Stored entries
>>>>

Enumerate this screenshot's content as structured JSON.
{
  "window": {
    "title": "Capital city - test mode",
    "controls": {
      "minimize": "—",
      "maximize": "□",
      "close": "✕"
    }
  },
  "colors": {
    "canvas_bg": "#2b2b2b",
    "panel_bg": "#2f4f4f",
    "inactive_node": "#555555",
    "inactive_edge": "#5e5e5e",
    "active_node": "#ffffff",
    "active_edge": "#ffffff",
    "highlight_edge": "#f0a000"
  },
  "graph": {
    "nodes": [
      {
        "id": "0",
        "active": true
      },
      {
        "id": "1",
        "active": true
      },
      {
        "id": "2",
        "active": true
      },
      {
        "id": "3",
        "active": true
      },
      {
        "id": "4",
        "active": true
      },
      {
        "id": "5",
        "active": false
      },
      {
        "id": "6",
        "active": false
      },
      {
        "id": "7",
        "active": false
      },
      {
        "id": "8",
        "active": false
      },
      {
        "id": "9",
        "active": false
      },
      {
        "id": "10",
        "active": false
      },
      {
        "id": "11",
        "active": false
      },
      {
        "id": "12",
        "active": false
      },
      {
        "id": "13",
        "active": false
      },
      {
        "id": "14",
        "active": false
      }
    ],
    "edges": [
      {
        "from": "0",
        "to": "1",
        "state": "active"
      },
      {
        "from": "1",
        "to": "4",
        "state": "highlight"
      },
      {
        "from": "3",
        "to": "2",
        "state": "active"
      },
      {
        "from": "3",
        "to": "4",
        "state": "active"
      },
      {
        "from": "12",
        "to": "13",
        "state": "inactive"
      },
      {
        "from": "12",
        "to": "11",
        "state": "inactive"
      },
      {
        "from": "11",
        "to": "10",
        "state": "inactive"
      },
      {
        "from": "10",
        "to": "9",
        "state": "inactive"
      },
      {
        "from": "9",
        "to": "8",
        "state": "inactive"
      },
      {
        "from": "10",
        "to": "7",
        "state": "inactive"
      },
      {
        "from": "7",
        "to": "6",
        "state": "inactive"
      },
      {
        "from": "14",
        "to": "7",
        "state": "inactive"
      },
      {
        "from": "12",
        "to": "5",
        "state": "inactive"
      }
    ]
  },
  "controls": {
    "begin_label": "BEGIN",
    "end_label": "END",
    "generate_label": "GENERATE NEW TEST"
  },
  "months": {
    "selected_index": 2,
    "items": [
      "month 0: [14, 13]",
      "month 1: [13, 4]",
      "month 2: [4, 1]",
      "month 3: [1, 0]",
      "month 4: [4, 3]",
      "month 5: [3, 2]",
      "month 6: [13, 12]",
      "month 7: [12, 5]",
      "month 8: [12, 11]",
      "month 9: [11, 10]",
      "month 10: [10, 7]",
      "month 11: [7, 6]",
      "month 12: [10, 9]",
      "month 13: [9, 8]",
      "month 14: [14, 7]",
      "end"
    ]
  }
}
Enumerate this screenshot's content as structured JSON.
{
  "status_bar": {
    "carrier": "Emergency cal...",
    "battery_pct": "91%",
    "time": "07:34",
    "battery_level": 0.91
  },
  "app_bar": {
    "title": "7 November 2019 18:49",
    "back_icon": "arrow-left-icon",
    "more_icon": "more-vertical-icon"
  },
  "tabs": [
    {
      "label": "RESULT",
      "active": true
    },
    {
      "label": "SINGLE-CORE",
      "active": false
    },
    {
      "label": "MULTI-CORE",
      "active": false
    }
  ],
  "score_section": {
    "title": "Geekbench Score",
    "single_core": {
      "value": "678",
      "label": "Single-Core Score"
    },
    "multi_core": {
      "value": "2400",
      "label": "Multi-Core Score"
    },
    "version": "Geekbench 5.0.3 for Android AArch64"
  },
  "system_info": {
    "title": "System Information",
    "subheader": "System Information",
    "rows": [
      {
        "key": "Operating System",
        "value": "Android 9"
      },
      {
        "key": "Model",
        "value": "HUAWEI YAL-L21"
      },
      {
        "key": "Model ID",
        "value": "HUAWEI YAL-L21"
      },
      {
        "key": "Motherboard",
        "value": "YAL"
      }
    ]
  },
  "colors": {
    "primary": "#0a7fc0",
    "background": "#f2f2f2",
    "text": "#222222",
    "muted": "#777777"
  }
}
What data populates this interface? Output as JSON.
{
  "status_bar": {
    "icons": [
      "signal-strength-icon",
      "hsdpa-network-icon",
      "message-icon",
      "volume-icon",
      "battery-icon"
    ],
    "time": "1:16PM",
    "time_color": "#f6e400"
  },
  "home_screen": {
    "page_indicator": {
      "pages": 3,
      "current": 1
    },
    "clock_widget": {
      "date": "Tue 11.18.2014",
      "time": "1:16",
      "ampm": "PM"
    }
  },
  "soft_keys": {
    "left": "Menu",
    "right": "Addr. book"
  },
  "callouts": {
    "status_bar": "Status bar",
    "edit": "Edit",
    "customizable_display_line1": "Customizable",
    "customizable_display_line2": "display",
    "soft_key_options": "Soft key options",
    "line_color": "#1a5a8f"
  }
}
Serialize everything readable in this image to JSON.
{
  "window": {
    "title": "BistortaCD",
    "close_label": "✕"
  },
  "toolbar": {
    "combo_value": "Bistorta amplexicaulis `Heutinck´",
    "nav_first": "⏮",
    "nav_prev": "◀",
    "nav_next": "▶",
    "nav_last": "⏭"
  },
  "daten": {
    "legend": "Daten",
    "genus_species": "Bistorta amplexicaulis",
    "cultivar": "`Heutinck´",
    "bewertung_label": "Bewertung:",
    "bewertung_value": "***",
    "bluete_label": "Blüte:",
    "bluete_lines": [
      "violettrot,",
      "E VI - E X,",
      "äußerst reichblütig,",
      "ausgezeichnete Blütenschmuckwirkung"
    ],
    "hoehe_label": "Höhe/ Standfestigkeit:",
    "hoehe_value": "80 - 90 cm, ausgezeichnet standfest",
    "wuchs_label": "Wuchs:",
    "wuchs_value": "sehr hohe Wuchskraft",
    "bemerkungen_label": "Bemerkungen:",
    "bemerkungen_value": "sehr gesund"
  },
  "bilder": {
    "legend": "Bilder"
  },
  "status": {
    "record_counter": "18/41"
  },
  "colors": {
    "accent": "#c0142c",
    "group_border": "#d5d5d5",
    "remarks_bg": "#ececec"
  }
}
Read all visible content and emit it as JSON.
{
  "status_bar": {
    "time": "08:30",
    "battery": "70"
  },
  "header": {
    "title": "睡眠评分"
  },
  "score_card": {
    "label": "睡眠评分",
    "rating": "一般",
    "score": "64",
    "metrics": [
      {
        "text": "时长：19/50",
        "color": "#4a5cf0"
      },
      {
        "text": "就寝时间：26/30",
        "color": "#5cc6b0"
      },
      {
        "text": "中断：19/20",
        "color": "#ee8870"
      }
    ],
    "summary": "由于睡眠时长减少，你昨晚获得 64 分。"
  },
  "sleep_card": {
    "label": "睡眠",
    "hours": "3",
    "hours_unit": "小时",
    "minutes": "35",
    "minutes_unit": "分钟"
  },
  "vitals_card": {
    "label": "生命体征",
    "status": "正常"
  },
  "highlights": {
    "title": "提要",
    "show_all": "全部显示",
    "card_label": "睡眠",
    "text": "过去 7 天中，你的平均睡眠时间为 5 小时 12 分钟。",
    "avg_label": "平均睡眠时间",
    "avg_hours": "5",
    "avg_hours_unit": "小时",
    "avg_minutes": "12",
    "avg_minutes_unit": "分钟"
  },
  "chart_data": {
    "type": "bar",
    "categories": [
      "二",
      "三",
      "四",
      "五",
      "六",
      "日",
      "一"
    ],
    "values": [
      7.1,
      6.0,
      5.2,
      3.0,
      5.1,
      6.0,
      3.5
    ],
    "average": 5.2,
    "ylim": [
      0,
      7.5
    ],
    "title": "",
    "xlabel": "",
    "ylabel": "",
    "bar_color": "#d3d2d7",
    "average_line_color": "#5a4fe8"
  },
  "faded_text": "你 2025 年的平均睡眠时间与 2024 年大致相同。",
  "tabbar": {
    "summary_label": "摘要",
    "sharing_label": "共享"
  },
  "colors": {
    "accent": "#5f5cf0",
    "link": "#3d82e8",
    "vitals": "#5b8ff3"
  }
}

<<<<

### Written instruction:
From the entries above, return each line with the word "Information" in it.

### Correct response:
    "title": "System Information",
    "subheader": "System Information",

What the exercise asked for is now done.